* [Saved data entries]:
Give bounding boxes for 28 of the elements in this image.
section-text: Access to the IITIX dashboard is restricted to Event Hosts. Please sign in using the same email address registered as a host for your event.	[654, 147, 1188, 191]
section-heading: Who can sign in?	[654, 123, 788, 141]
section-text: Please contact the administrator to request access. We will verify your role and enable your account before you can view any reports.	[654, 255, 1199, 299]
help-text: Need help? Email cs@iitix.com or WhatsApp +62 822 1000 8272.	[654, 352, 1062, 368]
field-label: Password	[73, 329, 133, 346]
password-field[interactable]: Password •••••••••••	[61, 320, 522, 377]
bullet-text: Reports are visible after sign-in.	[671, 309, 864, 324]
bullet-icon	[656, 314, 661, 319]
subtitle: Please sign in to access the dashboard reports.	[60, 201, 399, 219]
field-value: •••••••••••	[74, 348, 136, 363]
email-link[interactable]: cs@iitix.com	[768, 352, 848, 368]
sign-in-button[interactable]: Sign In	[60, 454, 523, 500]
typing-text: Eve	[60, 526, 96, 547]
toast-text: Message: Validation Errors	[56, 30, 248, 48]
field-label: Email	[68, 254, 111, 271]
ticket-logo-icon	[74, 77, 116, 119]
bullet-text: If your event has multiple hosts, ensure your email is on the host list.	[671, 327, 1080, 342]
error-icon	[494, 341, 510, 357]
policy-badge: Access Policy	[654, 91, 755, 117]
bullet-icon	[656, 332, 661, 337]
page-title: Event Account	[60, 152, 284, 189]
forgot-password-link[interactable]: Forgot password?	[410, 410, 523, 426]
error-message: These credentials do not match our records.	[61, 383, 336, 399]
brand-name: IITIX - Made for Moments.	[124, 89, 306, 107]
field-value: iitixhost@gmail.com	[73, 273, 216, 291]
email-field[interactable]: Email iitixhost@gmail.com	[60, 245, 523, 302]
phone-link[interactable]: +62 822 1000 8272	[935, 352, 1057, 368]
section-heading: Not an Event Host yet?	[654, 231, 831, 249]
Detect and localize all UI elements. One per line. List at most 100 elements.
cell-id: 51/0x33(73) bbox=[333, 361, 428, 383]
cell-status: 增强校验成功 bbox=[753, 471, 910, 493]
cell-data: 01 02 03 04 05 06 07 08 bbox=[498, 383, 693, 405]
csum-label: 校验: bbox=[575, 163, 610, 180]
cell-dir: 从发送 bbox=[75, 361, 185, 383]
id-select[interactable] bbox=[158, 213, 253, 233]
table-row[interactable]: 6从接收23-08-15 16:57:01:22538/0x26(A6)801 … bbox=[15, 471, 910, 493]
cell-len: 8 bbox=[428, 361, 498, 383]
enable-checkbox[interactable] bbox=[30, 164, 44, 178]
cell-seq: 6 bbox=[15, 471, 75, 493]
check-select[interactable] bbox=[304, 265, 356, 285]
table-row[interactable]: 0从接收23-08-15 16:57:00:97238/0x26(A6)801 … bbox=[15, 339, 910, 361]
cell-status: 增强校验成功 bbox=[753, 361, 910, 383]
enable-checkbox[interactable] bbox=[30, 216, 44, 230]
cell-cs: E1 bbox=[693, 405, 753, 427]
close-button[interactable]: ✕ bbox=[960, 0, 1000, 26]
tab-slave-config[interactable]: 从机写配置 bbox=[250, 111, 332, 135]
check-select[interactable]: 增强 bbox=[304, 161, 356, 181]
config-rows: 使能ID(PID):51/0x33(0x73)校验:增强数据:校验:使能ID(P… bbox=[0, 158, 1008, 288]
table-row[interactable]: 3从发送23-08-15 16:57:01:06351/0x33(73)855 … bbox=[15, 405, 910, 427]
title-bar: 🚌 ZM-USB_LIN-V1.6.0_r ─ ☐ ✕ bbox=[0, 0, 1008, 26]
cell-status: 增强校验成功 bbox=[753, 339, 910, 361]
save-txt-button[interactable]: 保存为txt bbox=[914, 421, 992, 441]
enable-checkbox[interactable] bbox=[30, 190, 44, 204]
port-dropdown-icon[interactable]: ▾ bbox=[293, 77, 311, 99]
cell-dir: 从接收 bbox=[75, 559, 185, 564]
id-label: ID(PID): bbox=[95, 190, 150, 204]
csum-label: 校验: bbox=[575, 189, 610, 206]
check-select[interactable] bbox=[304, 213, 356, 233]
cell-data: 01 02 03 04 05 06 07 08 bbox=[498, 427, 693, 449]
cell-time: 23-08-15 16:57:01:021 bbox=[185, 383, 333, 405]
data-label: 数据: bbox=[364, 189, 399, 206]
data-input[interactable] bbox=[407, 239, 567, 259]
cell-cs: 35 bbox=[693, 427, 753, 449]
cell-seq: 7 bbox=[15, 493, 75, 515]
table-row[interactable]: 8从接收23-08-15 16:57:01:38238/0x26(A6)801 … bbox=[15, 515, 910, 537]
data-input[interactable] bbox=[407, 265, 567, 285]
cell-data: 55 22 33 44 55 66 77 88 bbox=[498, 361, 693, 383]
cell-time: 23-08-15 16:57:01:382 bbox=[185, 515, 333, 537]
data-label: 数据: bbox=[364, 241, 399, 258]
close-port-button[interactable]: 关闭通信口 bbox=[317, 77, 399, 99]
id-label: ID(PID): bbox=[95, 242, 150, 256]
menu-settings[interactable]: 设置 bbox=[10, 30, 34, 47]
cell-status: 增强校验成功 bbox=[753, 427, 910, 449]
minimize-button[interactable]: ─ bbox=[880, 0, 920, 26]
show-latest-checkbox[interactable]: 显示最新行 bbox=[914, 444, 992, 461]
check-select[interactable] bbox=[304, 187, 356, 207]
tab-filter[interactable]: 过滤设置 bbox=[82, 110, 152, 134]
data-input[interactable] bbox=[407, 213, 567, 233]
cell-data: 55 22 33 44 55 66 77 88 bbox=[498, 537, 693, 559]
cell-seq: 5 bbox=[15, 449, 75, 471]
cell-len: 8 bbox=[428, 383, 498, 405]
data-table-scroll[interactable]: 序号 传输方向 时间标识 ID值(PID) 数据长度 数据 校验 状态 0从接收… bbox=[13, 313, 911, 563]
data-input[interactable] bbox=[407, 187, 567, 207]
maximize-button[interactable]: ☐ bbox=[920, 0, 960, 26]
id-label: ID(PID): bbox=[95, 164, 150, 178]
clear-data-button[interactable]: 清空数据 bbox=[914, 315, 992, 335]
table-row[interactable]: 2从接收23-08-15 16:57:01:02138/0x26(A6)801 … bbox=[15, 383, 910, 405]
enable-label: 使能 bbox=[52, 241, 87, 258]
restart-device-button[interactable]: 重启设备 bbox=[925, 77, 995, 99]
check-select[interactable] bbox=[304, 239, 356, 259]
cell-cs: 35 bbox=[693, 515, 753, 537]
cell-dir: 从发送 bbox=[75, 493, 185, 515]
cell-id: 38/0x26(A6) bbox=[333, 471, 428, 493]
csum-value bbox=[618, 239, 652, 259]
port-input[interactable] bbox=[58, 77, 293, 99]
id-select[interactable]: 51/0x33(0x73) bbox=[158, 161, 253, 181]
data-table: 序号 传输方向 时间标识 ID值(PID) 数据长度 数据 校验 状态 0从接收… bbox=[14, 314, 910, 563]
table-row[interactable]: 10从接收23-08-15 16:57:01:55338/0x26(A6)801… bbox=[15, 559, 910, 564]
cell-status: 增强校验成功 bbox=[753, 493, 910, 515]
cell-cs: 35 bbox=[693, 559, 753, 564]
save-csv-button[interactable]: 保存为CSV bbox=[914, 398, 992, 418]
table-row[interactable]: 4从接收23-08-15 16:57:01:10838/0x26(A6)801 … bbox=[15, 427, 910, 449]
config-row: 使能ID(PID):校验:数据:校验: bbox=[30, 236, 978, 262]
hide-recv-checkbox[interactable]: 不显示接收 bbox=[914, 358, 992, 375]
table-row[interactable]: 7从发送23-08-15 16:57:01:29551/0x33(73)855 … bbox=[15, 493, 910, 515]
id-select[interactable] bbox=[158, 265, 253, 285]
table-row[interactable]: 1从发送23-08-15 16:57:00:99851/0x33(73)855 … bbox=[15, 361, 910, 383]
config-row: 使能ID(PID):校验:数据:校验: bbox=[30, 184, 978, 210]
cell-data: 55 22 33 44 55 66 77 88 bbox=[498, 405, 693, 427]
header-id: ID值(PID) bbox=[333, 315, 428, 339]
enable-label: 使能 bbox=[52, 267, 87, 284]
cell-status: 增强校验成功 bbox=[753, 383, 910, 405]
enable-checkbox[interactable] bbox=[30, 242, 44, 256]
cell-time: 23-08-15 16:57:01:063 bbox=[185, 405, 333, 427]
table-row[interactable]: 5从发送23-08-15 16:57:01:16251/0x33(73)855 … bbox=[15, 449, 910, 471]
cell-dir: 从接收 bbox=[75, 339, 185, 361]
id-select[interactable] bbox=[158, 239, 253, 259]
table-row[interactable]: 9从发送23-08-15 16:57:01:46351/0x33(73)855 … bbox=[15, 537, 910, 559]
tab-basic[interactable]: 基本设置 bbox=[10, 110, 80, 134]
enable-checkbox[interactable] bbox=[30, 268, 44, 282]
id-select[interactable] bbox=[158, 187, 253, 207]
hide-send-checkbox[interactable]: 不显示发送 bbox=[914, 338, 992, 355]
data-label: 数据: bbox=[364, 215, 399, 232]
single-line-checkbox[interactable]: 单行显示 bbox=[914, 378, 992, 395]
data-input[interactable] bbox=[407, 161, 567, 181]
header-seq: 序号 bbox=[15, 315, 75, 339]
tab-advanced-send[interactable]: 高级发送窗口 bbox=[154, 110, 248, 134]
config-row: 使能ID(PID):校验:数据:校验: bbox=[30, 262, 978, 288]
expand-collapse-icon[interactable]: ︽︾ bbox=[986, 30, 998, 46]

* [Aim of the exercise]:
Rewrite everything from the start of the material down to the line containing "454, 523, 500]", inclusive, as a numbered list with blank lines omitted.

* [Complete output]:
1. Give bounding boxes for 28 of the elements in this image.
2. section-text: Access to the IITIX dashboard is restricted to Event Hosts. Please sign in using the same email address registered as a host for your event.	[654, 147, 1188, 191]
3. section-heading: Who can sign in?	[654, 123, 788, 141]
4. section-text: Please contact the administrator to request access. We will verify your role and enable your account before you can view any reports.	[654, 255, 1199, 299]
5. help-text: Need help? Email cs@iitix.com or WhatsApp +62 822 1000 8272.	[654, 352, 1062, 368]
6. field-label: Password	[73, 329, 133, 346]
7. password-field[interactable]: Password •••••••••••	[61, 320, 522, 377]
8. bullet-text: Reports are visible after sign-in.	[671, 309, 864, 324]
9. bullet-icon	[656, 314, 661, 319]
10. subtitle: Please sign in to access the dashboard reports.	[60, 201, 399, 219]
11. field-value: •••••••••••	[74, 348, 136, 363]
12. email-link[interactable]: cs@iitix.com	[768, 352, 848, 368]
13. sign-in-button[interactable]: Sign In	[60, 454, 523, 500]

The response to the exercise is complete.